◆ **Directive**
Copy down every line where the string "아이콘이" shows up.

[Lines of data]

(begin)

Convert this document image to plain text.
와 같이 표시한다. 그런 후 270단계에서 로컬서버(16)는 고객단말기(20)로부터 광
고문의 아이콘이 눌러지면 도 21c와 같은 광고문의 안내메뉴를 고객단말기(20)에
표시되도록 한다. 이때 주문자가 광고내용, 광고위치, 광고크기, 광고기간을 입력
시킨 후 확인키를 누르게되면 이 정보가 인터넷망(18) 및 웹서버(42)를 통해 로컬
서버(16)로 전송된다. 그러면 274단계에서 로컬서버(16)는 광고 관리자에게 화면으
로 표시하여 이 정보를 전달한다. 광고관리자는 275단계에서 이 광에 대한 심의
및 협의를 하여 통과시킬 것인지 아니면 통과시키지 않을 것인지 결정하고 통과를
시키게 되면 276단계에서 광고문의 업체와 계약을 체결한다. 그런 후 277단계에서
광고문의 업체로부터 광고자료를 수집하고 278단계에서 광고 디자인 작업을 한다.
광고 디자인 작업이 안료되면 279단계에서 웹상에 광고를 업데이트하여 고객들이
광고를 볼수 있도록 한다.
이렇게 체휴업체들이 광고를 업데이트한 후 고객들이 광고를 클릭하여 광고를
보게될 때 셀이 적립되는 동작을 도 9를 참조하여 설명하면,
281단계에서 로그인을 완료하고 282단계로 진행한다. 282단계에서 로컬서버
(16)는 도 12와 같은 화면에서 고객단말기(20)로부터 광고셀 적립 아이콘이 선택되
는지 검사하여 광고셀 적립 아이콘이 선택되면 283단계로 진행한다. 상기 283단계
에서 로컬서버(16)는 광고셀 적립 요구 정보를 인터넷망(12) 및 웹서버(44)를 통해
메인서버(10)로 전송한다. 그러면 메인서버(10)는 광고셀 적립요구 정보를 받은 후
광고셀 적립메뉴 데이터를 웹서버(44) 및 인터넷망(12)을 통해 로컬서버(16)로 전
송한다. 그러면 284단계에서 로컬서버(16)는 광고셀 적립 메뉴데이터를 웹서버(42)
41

(end)

◆ **The output**
고문의 아이콘이 눌러지면 도 21c와 같은 광고문의 안내메뉴를 고객단말기(20)에
(16)는 도 12와 같은 화면에서 고객단말기(20)로부터 광고셀 적립 아이콘이 선택되
는지 검사하여 광고셀 적립 아이콘이 선택되면 283단계로 진행한다. 상기 283단계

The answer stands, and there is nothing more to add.